Saved entries:

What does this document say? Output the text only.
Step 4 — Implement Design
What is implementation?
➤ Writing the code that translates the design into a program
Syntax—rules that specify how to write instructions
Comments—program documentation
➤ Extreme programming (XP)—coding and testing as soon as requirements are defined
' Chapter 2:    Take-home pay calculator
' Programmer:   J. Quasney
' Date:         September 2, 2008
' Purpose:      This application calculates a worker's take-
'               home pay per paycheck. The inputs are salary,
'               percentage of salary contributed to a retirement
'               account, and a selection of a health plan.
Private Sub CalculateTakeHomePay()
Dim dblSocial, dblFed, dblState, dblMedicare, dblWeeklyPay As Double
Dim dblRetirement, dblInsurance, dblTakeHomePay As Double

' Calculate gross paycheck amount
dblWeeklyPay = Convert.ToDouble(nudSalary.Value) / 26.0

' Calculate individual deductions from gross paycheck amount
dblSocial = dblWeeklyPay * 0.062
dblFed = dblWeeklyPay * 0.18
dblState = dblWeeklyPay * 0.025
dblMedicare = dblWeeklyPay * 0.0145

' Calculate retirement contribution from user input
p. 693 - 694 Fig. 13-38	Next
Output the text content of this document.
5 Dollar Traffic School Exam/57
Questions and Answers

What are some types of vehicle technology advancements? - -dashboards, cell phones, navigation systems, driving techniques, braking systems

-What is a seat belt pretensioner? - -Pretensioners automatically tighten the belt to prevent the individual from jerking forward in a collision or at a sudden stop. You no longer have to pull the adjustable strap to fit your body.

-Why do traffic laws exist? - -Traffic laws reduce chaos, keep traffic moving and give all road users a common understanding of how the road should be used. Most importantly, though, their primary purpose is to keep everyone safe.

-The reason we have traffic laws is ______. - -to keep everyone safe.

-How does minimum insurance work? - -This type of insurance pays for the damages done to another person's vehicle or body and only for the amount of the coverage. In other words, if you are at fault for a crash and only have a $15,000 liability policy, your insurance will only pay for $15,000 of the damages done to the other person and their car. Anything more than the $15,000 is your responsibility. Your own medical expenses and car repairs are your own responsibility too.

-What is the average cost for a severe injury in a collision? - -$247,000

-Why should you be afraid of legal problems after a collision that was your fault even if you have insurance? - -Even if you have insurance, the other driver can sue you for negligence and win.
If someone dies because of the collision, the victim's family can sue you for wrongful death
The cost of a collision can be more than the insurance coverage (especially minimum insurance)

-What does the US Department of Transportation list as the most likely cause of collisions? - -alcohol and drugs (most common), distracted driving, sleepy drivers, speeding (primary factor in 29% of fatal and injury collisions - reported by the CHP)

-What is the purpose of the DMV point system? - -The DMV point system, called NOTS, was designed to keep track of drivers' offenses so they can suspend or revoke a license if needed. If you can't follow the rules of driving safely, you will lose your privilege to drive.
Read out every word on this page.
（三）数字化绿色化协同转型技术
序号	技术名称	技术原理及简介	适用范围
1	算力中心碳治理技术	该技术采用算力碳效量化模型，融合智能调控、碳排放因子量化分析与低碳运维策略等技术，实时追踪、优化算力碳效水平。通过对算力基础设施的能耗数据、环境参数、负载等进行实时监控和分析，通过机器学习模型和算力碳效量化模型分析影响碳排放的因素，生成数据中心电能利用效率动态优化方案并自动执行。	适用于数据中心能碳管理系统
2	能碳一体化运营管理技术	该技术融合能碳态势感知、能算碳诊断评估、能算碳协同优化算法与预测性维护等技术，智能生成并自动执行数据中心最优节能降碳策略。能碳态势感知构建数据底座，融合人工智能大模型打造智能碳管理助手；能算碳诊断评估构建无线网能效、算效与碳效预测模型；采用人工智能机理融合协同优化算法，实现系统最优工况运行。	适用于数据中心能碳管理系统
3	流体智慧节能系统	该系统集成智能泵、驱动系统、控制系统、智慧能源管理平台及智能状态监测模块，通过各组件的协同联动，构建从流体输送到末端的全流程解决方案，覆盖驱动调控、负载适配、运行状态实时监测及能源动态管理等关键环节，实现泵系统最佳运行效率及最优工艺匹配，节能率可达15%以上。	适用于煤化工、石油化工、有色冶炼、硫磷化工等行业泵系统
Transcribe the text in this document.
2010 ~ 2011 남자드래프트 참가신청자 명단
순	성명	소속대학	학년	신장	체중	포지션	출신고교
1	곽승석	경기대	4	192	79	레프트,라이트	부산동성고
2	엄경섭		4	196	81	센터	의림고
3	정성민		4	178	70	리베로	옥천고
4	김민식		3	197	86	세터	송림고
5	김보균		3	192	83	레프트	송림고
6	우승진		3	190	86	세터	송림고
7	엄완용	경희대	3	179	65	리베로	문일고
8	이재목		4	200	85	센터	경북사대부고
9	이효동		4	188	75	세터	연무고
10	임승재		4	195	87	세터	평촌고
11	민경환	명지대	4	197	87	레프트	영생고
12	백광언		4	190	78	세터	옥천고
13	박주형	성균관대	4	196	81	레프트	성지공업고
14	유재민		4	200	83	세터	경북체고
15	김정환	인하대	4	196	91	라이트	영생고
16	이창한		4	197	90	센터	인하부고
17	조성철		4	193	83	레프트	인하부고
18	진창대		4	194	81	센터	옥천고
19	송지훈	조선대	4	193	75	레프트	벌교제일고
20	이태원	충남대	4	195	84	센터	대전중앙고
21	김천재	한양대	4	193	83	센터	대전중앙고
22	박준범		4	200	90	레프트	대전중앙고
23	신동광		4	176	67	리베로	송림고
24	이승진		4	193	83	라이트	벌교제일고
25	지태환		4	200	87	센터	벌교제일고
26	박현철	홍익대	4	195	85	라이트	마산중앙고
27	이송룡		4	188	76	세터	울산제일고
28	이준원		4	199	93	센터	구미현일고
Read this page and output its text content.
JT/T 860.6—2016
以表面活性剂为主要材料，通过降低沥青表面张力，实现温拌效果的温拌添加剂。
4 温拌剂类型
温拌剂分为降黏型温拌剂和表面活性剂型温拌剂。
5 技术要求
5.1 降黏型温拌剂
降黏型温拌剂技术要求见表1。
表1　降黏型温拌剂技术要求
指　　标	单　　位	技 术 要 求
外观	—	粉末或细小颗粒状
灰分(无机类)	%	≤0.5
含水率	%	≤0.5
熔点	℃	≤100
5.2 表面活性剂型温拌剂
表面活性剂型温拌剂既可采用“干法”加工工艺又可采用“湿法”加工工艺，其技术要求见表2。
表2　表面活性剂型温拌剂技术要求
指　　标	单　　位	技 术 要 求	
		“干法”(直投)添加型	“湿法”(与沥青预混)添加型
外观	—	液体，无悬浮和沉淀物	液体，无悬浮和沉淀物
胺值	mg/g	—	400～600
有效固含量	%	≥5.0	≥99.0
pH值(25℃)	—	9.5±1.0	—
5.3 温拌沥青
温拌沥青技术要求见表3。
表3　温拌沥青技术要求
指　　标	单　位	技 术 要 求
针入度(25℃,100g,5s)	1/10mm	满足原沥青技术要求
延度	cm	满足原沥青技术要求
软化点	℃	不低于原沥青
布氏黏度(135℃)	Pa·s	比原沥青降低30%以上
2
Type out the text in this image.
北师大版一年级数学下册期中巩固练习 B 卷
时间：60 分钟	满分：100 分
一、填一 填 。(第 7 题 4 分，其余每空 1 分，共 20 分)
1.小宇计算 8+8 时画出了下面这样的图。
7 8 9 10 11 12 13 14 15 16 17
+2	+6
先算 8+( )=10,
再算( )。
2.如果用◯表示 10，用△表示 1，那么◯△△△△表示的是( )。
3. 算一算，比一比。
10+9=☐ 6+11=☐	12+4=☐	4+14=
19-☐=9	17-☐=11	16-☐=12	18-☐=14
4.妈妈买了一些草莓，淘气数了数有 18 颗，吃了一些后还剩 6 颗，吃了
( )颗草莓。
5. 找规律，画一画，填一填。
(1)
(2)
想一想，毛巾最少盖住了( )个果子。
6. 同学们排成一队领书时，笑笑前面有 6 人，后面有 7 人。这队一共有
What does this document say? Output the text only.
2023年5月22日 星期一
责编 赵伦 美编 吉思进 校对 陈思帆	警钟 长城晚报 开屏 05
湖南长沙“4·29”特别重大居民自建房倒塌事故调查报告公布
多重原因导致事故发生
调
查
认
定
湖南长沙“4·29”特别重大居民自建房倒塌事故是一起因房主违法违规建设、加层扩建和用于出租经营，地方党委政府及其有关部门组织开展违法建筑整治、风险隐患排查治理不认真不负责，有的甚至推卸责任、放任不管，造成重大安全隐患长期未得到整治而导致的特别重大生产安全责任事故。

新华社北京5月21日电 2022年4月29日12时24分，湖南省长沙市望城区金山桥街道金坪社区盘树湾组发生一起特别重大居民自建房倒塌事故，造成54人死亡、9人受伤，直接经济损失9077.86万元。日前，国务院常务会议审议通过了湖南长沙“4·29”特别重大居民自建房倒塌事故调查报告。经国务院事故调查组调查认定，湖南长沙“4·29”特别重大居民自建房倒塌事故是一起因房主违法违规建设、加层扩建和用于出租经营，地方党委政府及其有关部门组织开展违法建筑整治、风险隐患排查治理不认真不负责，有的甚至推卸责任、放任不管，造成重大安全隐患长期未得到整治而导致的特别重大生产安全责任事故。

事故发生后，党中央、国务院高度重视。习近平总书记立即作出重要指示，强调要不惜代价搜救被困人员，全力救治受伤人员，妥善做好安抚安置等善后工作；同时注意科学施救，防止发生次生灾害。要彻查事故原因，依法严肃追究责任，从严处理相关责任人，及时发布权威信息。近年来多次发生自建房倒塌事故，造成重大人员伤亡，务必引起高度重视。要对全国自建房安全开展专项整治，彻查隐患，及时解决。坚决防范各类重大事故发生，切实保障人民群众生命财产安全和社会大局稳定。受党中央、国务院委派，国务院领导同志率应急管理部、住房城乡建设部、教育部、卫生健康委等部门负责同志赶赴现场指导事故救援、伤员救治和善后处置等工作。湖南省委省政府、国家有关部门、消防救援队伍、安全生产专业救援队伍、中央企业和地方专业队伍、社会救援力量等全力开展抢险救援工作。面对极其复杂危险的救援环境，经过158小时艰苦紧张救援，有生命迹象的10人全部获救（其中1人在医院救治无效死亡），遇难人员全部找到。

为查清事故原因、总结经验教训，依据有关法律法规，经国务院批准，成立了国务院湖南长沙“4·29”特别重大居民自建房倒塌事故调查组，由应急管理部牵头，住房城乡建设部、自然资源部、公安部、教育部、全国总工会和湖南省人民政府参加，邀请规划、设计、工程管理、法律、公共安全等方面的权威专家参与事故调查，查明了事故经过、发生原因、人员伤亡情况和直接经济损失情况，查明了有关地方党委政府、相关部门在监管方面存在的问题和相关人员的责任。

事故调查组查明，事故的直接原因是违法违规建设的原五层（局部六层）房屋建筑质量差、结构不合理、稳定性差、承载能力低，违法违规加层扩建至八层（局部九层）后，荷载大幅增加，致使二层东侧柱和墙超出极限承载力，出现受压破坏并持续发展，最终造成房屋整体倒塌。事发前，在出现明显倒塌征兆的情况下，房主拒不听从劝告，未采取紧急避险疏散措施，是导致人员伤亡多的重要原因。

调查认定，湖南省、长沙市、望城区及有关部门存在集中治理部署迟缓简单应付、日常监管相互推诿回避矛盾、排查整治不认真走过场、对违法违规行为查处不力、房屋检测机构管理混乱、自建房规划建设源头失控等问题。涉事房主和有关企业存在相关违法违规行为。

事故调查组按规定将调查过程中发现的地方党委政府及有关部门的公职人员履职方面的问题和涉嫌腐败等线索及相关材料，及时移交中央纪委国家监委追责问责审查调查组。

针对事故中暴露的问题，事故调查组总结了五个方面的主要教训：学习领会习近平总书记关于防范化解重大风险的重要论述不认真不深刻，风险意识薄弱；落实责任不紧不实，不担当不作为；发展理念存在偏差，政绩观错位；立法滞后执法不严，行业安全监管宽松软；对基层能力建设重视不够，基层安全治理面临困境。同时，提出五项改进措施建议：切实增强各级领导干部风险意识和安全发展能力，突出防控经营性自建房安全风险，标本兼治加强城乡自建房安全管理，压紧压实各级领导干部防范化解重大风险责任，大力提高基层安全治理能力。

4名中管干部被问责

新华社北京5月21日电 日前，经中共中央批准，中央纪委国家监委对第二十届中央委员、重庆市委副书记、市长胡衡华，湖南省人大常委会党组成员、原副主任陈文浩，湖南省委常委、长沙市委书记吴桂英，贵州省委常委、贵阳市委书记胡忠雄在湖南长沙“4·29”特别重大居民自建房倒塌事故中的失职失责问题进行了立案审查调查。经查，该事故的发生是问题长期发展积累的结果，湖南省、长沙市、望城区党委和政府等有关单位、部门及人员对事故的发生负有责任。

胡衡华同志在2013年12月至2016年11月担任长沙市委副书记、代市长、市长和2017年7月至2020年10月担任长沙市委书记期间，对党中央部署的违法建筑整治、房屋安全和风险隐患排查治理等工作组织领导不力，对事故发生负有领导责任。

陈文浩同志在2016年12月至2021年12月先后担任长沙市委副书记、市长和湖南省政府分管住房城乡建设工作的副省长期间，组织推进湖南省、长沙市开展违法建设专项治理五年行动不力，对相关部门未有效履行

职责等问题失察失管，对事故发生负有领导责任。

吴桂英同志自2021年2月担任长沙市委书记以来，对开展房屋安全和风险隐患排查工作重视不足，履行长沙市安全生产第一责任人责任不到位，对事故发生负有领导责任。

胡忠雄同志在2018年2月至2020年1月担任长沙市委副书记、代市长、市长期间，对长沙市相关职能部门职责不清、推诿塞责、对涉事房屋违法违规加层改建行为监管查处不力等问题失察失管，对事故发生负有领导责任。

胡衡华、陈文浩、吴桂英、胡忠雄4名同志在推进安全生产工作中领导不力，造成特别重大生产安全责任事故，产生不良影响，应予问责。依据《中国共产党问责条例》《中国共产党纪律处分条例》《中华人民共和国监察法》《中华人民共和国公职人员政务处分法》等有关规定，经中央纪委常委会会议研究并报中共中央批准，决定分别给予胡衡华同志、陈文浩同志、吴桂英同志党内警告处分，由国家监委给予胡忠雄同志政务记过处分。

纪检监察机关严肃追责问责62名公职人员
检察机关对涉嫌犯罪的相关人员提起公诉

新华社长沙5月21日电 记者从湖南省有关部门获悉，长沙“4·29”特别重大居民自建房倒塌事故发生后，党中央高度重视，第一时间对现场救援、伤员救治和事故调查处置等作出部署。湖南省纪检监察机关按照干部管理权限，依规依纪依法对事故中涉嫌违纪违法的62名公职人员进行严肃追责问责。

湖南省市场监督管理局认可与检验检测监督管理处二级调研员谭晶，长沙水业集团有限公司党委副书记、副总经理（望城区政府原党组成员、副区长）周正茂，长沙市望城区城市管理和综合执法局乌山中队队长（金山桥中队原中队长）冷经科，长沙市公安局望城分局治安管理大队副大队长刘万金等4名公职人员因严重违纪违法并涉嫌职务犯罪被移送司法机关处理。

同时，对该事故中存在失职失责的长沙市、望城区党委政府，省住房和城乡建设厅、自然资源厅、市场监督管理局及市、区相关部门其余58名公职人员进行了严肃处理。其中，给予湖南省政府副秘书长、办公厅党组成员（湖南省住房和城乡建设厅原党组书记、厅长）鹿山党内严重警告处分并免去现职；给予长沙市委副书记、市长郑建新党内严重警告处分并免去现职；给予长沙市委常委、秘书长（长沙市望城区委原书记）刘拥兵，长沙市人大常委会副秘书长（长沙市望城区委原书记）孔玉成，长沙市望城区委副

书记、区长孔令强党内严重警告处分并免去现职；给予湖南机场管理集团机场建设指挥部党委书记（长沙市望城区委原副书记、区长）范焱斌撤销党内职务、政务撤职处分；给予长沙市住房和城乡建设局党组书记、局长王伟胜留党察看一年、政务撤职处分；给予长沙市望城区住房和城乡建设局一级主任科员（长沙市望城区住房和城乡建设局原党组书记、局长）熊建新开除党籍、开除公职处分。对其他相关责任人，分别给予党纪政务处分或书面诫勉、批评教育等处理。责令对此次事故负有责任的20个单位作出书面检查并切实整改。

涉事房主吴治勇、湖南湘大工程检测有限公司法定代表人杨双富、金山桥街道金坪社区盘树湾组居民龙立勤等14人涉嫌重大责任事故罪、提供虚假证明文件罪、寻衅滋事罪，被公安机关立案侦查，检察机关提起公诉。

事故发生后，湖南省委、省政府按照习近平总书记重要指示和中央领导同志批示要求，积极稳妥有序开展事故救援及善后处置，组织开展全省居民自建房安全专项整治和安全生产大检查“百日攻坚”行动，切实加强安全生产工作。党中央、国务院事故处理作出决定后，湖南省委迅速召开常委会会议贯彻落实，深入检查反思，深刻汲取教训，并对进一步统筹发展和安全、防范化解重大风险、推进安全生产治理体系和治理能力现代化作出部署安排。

■ GOAL ■
Where a line of the material above holds the string "should", copy that line.

■ EXERCISE ANSWER ■
-Why do traffic laws exist? - -Traffic laws reduce chaos, keep traffic moving and give all road users a common understanding of how the road should be used. Most importantly, though, their primary purpose is to keep everyone safe.
-Why should you be afraid of legal problems after a collision that was your fault even if you have insurance? - -Even if you have insurance, the other driver can sue you for negligence and win.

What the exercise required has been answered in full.